SHORT TASK:
Please retype the listing below from the line containing "228, 323, 258]" through the line containing "40, 1045, 49]", with both of those lines included. Keep every character unchanged.

DATA TO USE:

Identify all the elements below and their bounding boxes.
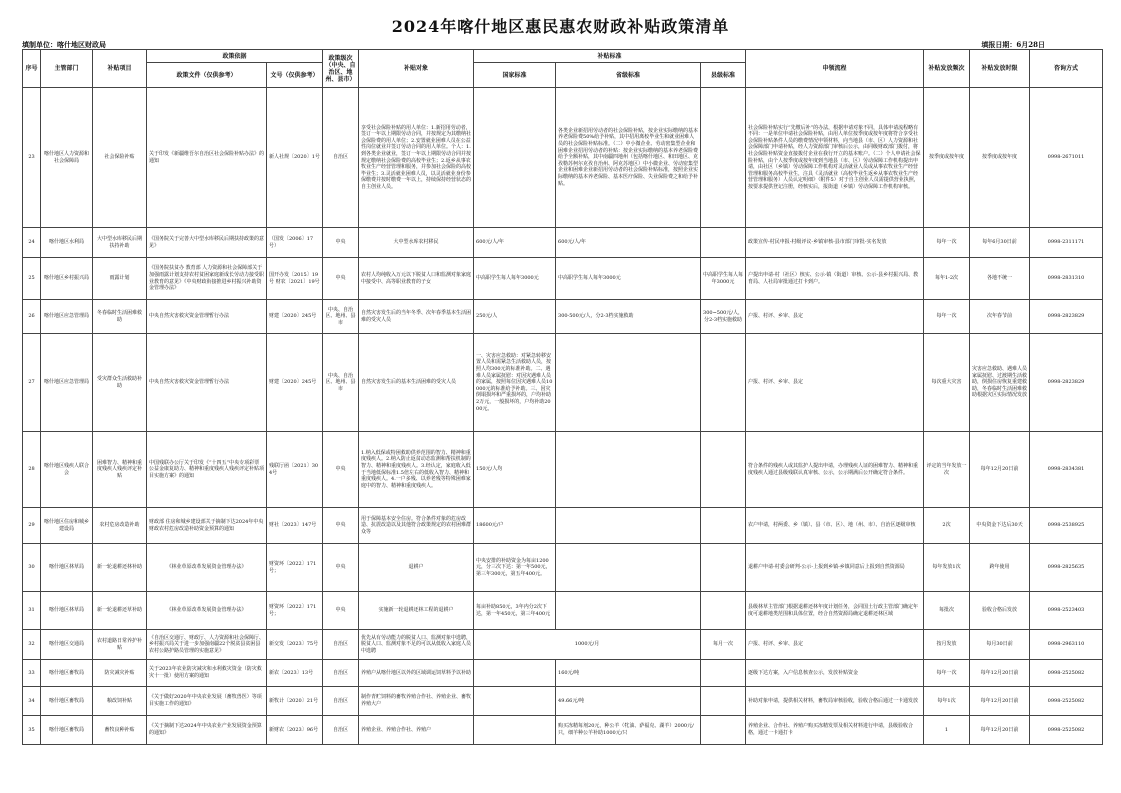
cell-doc-no: （国发〔2006〕17号）	[267, 228, 323, 258]
cell-target: 退耕户	[359, 544, 474, 592]
table-row	[23, 334, 1103, 432]
cell-provincial	[556, 432, 701, 508]
cell-timing: 每年12月20日前	[970, 687, 1030, 716]
cell-county	[701, 592, 746, 630]
cell-national: 一、灾害应急救助：对紧急转移安置人员和需紧急生活救助人员，按照人均300元的标准补助。二、遇难人员家属抚慰：对因灾遇难人员的家属，按照每位因灾遇难人员10000元的标准给予补助。三、因灾倒塌损坏和严重损坏的，户均补助2万元，一般损坏的，户均补助2000元。	[474, 334, 556, 432]
header-seq: 序号	[23, 50, 41, 88]
cell-provincial: 中高职学生每人每年3000元	[556, 258, 701, 300]
cell-county	[701, 544, 746, 592]
cell-policy-doc: 《关于摘制下达2024年中央农业产业发展资金预算的通知》	[147, 716, 267, 745]
cell-county	[701, 228, 746, 258]
cell-frequency: 每年一次	[924, 660, 970, 687]
cell-contact: 0998-2525082	[1030, 687, 1103, 716]
cell-level: 中央	[323, 544, 359, 592]
cell-dept: 喀什地区残疾人联合会	[41, 432, 93, 508]
header-policy-basis: 政策依据	[147, 50, 323, 63]
header-level: 政策级次（中央、自治区、地州、县市）	[323, 50, 359, 88]
cell-item: 困难智力、精神和重度残疾人残疾评定补贴	[93, 432, 147, 508]
cell-county	[701, 687, 746, 716]
cell-item: 农村道路日常养护补贴	[93, 630, 147, 660]
cell-doc-no: 新交发〔2023〕75号	[267, 630, 323, 660]
table-row	[23, 88, 1103, 228]
header-national: 国家标准	[474, 63, 556, 88]
cell-frequency: 每年一次	[924, 300, 970, 334]
cell-national	[474, 687, 556, 716]
fill-date-label: 填报日期：6月28日	[981, 40, 1045, 49]
cell-policy-doc: 关于印发《新疆维吾尔自治区社会保险补贴办法》的通知	[147, 88, 267, 228]
cell-level: 自治区	[323, 687, 359, 716]
cell-frequency: 每年1-2次	[924, 258, 970, 300]
cell-doc-no: 财建〔2020〕245号	[267, 334, 323, 432]
cell-item: 新一轮退耕还林补助	[93, 544, 147, 592]
cell-target: 实施新一轮退耕还林工程的退耕户	[359, 592, 474, 630]
cell-seq: 31	[23, 592, 41, 630]
cell-item: 粮改饲补贴	[93, 687, 147, 716]
header-target: 补贴对象	[359, 50, 474, 88]
cell-national: 150元/人均	[474, 432, 556, 508]
cell-provincial	[556, 508, 701, 544]
cell-level: 中央	[323, 228, 359, 258]
cell-frequency: 每年一次	[924, 228, 970, 258]
cell-national: 每亩补助850元，3年内分2次下达，第一年450元，第三年400元	[474, 592, 556, 630]
cell-target: 用于保障基本安全住房。符合条件对象的危房改造、抗震改造以及其他符合政策规定的农村困难群众等	[359, 508, 474, 544]
cell-national	[474, 660, 556, 687]
cell-target: 优先从有劳动能力的脱贫人口、监测对象中选聘，脱贫人口、监测对象不足的可以从低收入家庭人员中选聘	[359, 630, 474, 660]
cell-provincial: 160元/吨	[556, 660, 701, 687]
cell-contact: 0998-2525082	[1030, 660, 1103, 687]
cell-process: 补助对象申请，提供相关材料，畜牧局审核验收，验收合格后通过一卡通发放	[746, 687, 924, 716]
cell-dept: 喀什地区林草局	[41, 544, 93, 592]
cell-level: 中央、自治区、地州、县市	[323, 334, 359, 432]
cell-timing: 每年6月30日前	[970, 228, 1030, 258]
table-row	[23, 716, 1103, 745]
header-process: 申领流程	[746, 50, 924, 88]
cell-doc-no: 国开办发〔2015〕19号 财农〔2021〕19号	[267, 258, 323, 300]
cell-policy-doc: 中央自然灾害救灾资金管理暂行办法	[147, 334, 267, 432]
cell-seq: 23	[23, 88, 41, 228]
cell-contact: 0998-2538925	[1030, 508, 1103, 544]
cell-doc-no: 财建〔2020〕245号	[267, 300, 323, 334]
cell-doc-no: 财资环〔2022〕171号；	[267, 544, 323, 592]
cell-national	[474, 88, 556, 228]
cell-target: 自然灾害发生后的基本生活困难的受灾人员	[359, 334, 474, 432]
cell-level: 自治区	[323, 716, 359, 745]
cell-frequency: 每年1次	[924, 687, 970, 716]
cell-policy-doc: 《自治区交通厅、财政厅、人力资源和社会保障厅、乡村振兴局关于进一步加强南疆22个脱贫县贫困县农村公路护路员管理的实施意见》	[147, 630, 267, 660]
cell-doc-no: 财资环〔2022〕171号；	[267, 592, 323, 630]
header-provincial: 省级标准	[556, 63, 701, 88]
cell-contact: 0998-2834381	[1030, 432, 1103, 508]
header-doc-no: 文号（仅供参考）	[267, 63, 323, 88]
cell-doc-no: 残联厅函〔2021〕304号	[267, 432, 323, 508]
cell-target: 养殖企业、养殖合作社、养殖户	[359, 716, 474, 745]
cell-provincial	[556, 592, 701, 630]
cell-frequency: 每年发放1次	[924, 544, 970, 592]
header-dept: 主管部门	[41, 50, 93, 88]
cell-seq: 28	[23, 432, 41, 508]
cell-process: 户报、村评、乡审、县定	[746, 334, 924, 432]
header-standard: 补贴标准	[474, 50, 746, 63]
cell-provincial	[556, 334, 701, 432]
policy-table	[22, 49, 1103, 745]
cell-dept: 喀什地区畜牧局	[41, 716, 93, 745]
cell-national: 中高职学生每人每年3000元	[474, 258, 556, 300]
cell-frequency: 评定的当年发放一次	[924, 432, 970, 508]
cell-doc-no: 财社〔2023〕147号	[267, 508, 323, 544]
cell-seq: 33	[23, 660, 41, 687]
table-row	[23, 592, 1103, 630]
page-title: 2024年喀什地区惠民惠农财政补贴政策清单	[391, 17, 730, 36]
cell-process: 农户申请，村两委、乡（镇）、县（市、区）、地（州、市）、自治区逐级审核	[746, 508, 924, 544]
table-row	[23, 300, 1103, 334]
cell-seq: 29	[23, 508, 41, 544]
table-body	[23, 88, 1103, 745]
cell-timing: 各地不统一	[970, 258, 1030, 300]
cell-target: 制作青贮饲料的畜牧养殖合作社、养殖企业、畜牧养殖大户	[359, 687, 474, 716]
cell-county	[701, 716, 746, 745]
cell-item: 新一轮退耕还草补助	[93, 592, 147, 630]
cell-process: 社会保险补贴实行“先缴后补”的办法，根据申请对象不同，具体申请流程略有不同：一是单位申请社会保险补贴，由用人单位按季度或按年度将符合享受社会保险补贴条件人员的缴费情况申领材料，向当地县（市、区）人力资源和社会保障部门申请补贴，经人力资源部门审核后公示，由同级财政部门拨付，将社会保险补贴资金直接拨付企业在我行开立的基本账户。（二）个人申请社会保险补贴，由个人按季度或按年度到当地县（市、区）劳动保障工作机构提出申请，由社区（乡镇）劳动保障工作机构对灵活就业人员或从事农牧业生产经营管理和服务高校毕业生，注具《灵活就业（高校毕业生返乡从事农牧业生产经营管理和服务）人员认定明细》（附件5）对于自主创业人员需提供营业执照，按要求提供登记注册，经核实后，报街道（乡镇）劳动保障工作机构审核。	[746, 88, 924, 228]
cell-doc-no: 新农〔2023〕13号	[267, 660, 323, 687]
cell-item: 雨露计划	[93, 258, 147, 300]
header-contact: 咨询方式	[1030, 50, 1103, 88]
table-header	[23, 50, 1103, 88]
cell-dept: 喀什地区林草局	[41, 592, 93, 630]
cell-item: 农村危房改造补助	[93, 508, 147, 544]
cell-county	[701, 88, 746, 228]
cell-national: 中央安排的补助资金为每亩1200元，分三次下达：第一年500元，第三年300元，第五年400元。	[474, 544, 556, 592]
cell-policy-doc: 财政部 住房和城乡建设部关于摘制下达2024年中央财政农村危房改造补助资金预算的通知	[147, 508, 267, 544]
table-row	[23, 432, 1103, 508]
cell-level: 中央、自治区、地州、县市	[323, 300, 359, 334]
cell-contact: 0998-2523403	[1030, 592, 1103, 630]
cell-level: 中央	[323, 592, 359, 630]
cell-frequency: 每批次	[924, 592, 970, 630]
header-timing: 补贴发放时限	[970, 50, 1030, 88]
cell-dept: 喀什地区住房和城乡建设局	[41, 508, 93, 544]
cell-provincial: 600元/人/年	[556, 228, 701, 258]
cell-timing: 跨年使用	[970, 544, 1030, 592]
table-row	[23, 630, 1103, 660]
cell-national-provincial: 1000元/月	[474, 630, 701, 660]
cell-doc-no: 新财农〔2023〕96号	[267, 716, 323, 745]
cell-timing: 每年12月20日前	[970, 432, 1030, 508]
cell-dept: 喀什地区人力资源和社会保障局	[41, 88, 93, 228]
cell-frequency: 按月发放	[924, 630, 970, 660]
header-frequency: 补贴发放频次	[924, 50, 970, 88]
cell-process: 户报、村评、乡审、县定	[746, 630, 924, 660]
cell-process: 县级林草主管部门根据退耕还林年度计划任务，会同国土行政主管部门确定年度可退耕地类范围和具体位置，经合自然资源局确定退耕还林区域	[746, 592, 924, 630]
cell-county: 300~500元/人，分2-3档实施救助	[701, 300, 746, 334]
cell-provincial: 49.66元/吨	[556, 687, 701, 716]
cell-level: 中央	[323, 258, 359, 300]
cell-policy-doc: 中央自然灾害救灾资金管理暂行办法	[147, 300, 267, 334]
cell-process: 养殖企业、合作社、养殖户购买冻精发票及相关材料进行申请，县级验收合格，通过一卡通打卡	[746, 716, 924, 745]
cell-policy-doc: 《林业草原改革发展资金管理办法》	[147, 592, 267, 630]
cell-contact: 0998-2831310	[1030, 258, 1103, 300]
cell-item: 防灾减灾补贴	[93, 660, 147, 687]
cell-frequency: 每次重大灾害	[924, 334, 970, 432]
cell-seq: 26	[23, 300, 41, 334]
cell-process: 退耕户申请-村委会研判-公示-上报到乡镇-乡镇同意后上报到自然资源局	[746, 544, 924, 592]
cell-contact: 0998-2823829	[1030, 300, 1103, 334]
cell-county: 中高职学生每人每年3000元	[701, 258, 746, 300]
cell-target: 养殖户从喀什地区以外的区域调运饲草料予以补助	[359, 660, 474, 687]
cell-policy-doc: 关于2023年农业防灾减灾和水利救灾资金（防灾救灾十一批）使用方案的通知	[147, 660, 267, 687]
cell-frequency: 按季度或按年度	[924, 88, 970, 228]
cell-process: 户报、村评、乡审、县定	[746, 300, 924, 334]
table-row	[23, 687, 1103, 716]
cell-provincial: 各类企业新招用劳动者的社会保险补贴，按企业实际缴纳的基本养老保险费50%给予补贴，其中招用离校毕业生和就业困难人员的社会保险补贴标准。（二）中小微企业、劳动密集型企业和困难企业招用劳动者的补贴：按企业实际缴纳的基本养老保险费给予全额补贴，其中南疆四地州（包括喀什地区、和田地区、克孜勒苏柯尔克孜自治州、阿克苏地区）中小微企业、劳动密集型企业和困难企业新招用劳动者的社会保险补贴标准，按照企业实际缴纳的基本养老保险、基本医疗保险、失业保险费之和给予补贴。	[556, 88, 701, 228]
cell-national: 600元/人/年	[474, 228, 556, 258]
header-policy-doc: 政策文件（仅供参考）	[147, 63, 267, 88]
table-row	[23, 258, 1103, 300]
cell-item: 大中型水库移民后期扶持补助	[93, 228, 147, 258]
cell-county	[701, 508, 746, 544]
table-row	[23, 660, 1103, 687]
cell-process: 户提出申请-村（社区）核实、公示-镇（街道）审核、公示-县乡村振兴局、教育局、人社局审批通过打卡到户。	[746, 258, 924, 300]
cell-timing: 每月30日前	[970, 630, 1030, 660]
cell-timing: 次年春节前	[970, 300, 1030, 334]
cell-item: 社会保险补贴	[93, 88, 147, 228]
cell-level: 中央	[323, 508, 359, 544]
cell-seq: 24	[23, 228, 41, 258]
cell-timing: 验收合格后发放	[970, 592, 1030, 630]
cell-contact: 0998-2825635	[1030, 544, 1103, 592]
table-row	[23, 228, 1103, 258]
cell-policy-doc: 中国残联办公厅关于印发《“十四五”中央专项彩票公益金康复助力、精神和重度残疾人残疾评定补贴项目实施方案》的通知	[147, 432, 267, 508]
cell-dept: 喀什地区交通局	[41, 630, 93, 660]
cell-dept: 喀什地区畜牧局	[41, 687, 93, 716]
cell-county: 每月一次	[701, 630, 746, 660]
fill-unit-label: 填制单位：喀什地区财政局	[22, 40, 106, 49]
cell-seq: 35	[23, 716, 41, 745]
cell-process: 逐级下达方案，入户信息核查公示，发放补贴资金	[746, 660, 924, 687]
cell-timing: 每年12月20日前	[970, 660, 1030, 687]
cell-level: 中央	[323, 432, 359, 508]
cell-provincial: 购买冻精每剂20元，种公羊（牝油、萨福克、湖羊）2000元/只，细羊种公羊补助1000元/只	[556, 716, 701, 745]
cell-target: 享受社会保险补贴的用人单位：1.新招用劳动者，签订一年以上期限劳动合同，并按规定为其缴纳社会保险费的用人单位；2.安置就业困难人员在公益性岗位就业并签订劳动合同的用人单位。个人：1.到各类企业就业，签订一年以上期限劳动合同并按规定缴纳社会保险费的高校毕业生；2.返乡从事农牧业生产经营管理和服务，并参加社会保险的高校毕业生；3.灵活就业困难人员，以灵活就业身份参保缴费并按时缴费一年以上，持续保持经营状态的自主创业人员。	[359, 88, 474, 228]
header-county: 县级标准	[701, 63, 746, 88]
cell-level: 自治区	[323, 630, 359, 660]
cell-contact: 0998-2311171	[1030, 228, 1103, 258]
cell-target: 1.纳入低保或特困救助供养范围的智力、精神和重度残疾人。2.纳入防止返贫动态监测和帮扶机制的智力、精神和重度残疾人。3.经认定，家庭收入低于当地低保标准1.5倍左右的低收入智力、精神和重度残疾人。4.一户多残、以养老残等特殊困难家庭中的智力、精神和重度残疾人。	[359, 432, 474, 508]
cell-policy-doc: 《关于做好2020年中央农业发展（畜牧兽医）等项目实施工作的通知》	[147, 687, 267, 716]
cell-level: 自治区	[323, 660, 359, 687]
cell-frequency: 2次	[924, 508, 970, 544]
cell-county	[701, 432, 746, 508]
cell-national	[474, 716, 556, 745]
cell-provincial	[556, 544, 701, 592]
cell-item: 受灾群众生活救助补助	[93, 334, 147, 432]
cell-timing: 中央资金下达后30天	[970, 508, 1030, 544]
cell-level: 自治区	[323, 88, 359, 228]
cell-contact: 0998-2963110	[1030, 630, 1103, 660]
cell-seq: 32	[23, 630, 41, 660]
cell-county	[701, 334, 746, 432]
cell-target: 农村人均纯收入万元以下脱贫人口和监测对象家庭中接受中、高等职业教育的子女	[359, 258, 474, 300]
cell-dept: 喀什地区乡村振兴局	[41, 258, 93, 300]
cell-contact: 0998-2525082	[1030, 716, 1103, 745]
cell-county	[701, 660, 746, 687]
cell-timing: 灾害应急救助、遇难人员家属抚慰、过渡期生活救助，倒损住房恢复重建救助，冬春临时生活困难救助根据灾区实际情况发放	[970, 334, 1030, 432]
cell-seq: 27	[23, 334, 41, 432]
cell-policy-doc: 《林业草原改革发展资金管理办法》	[147, 544, 267, 592]
cell-target: 大中型水库农村移民	[359, 228, 474, 258]
cell-target: 自然灾害发生后的当年冬季、次年春季基本生活困难的受灾人员	[359, 300, 474, 334]
cell-timing: 按季度或按年度	[970, 88, 1030, 228]
cell-policy-doc: 《国务院关于完善大中型水库移民后期扶持政策的意见》	[147, 228, 267, 258]
cell-seq: 34	[23, 687, 41, 716]
cell-contact: 0998-2823829	[1030, 334, 1103, 432]
cell-policy-doc: 《国务院扶贫办 教育部 人力资源和社会保障部关于加强雨露计划支持农村贫困家庭新成长劳动力接受职业教育的意见》《中央财政衔接推进乡村振兴补助资金管理办法》	[147, 258, 267, 300]
cell-dept: 喀什地区应急管理局	[41, 300, 93, 334]
cell-frequency: 1	[924, 716, 970, 745]
header-item: 补贴项目	[93, 50, 147, 88]
cell-timing: 每年12月20日前	[970, 716, 1030, 745]
cell-item: 冬春临时生活困难救助	[93, 300, 147, 334]
cell-process: 政策宣传-村民申报-村级评议-乡镇审核-县市部门审批-实名发放	[746, 228, 924, 258]
cell-provincial: 300-500元/人，分2-3档实施救助	[556, 300, 701, 334]
cell-dept: 喀什地区畜牧局	[41, 660, 93, 687]
table-row	[23, 544, 1103, 592]
cell-seq: 25	[23, 258, 41, 300]
cell-national: 250元/人	[474, 300, 556, 334]
cell-item: 畜牧良种补贴	[93, 716, 147, 745]
cell-seq: 30	[23, 544, 41, 592]
cell-national: 18600元/户	[474, 508, 556, 544]
table-row	[23, 508, 1103, 544]
cell-process: 符合条件的残疾人或其监护人提出申请，办理残疾人证的困难智力、精神和重度残疾人通过县级残联认真审核、公示，公示期满后公开确定符合条件。	[746, 432, 924, 508]
cell-dept: 喀什地区水利局	[41, 228, 93, 258]
cell-doc-no: 新牧计〔2020〕21号	[267, 687, 323, 716]
cell-doc-no: 新人社规〔2020〕1号	[267, 88, 323, 228]
cell-dept: 喀什地区应急管理局	[41, 334, 93, 432]
cell-contact: 0998-2671011	[1030, 88, 1103, 228]
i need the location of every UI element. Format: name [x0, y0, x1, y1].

ANSWER IN FULL:
cell-doc-no: （国发〔2006〕17号）	[267, 228, 323, 258]
cell-target: 退耕户	[359, 544, 474, 592]
table-row	[23, 334, 1103, 432]
cell-provincial	[556, 432, 701, 508]
cell-timing: 每年12月20日前	[970, 687, 1030, 716]
cell-county	[701, 592, 746, 630]
cell-national: 一、灾害应急救助：对紧急转移安置人员和需紧急生活救助人员，按照人均300元的标准补助。二、遇难人员家属抚慰：对因灾遇难人员的家属，按照每位因灾遇难人员10000元的标准给予补助。三、因灾倒塌损坏和严重损坏的，户均补助2万元，一般损坏的，户均补助2000元。	[474, 334, 556, 432]
header-seq: 序号	[23, 50, 41, 88]
cell-provincial: 中高职学生每人每年3000元	[556, 258, 701, 300]
cell-county	[701, 544, 746, 592]
cell-policy-doc: 《关于摘制下达2024年中央农业产业发展资金预算的通知》	[147, 716, 267, 745]
cell-county	[701, 228, 746, 258]
cell-frequency: 每年一次	[924, 660, 970, 687]
cell-contact: 0998-2525082	[1030, 687, 1103, 716]
cell-level: 中央	[323, 544, 359, 592]
cell-dept: 喀什地区残疾人联合会	[41, 432, 93, 508]
header-policy-basis: 政策依据	[147, 50, 323, 63]
header-level: 政策级次（中央、自治区、地州、县市）	[323, 50, 359, 88]
cell-item: 困难智力、精神和重度残疾人残疾评定补贴	[93, 432, 147, 508]
cell-county	[701, 687, 746, 716]
cell-item: 农村道路日常养护补贴	[93, 630, 147, 660]
cell-doc-no: 新交发〔2023〕75号	[267, 630, 323, 660]
table-row	[23, 88, 1103, 228]
header-national: 国家标准	[474, 63, 556, 88]
cell-frequency: 每年一次	[924, 300, 970, 334]
cell-national	[474, 687, 556, 716]
fill-date-label: 填报日期：6月28日	[981, 40, 1045, 49]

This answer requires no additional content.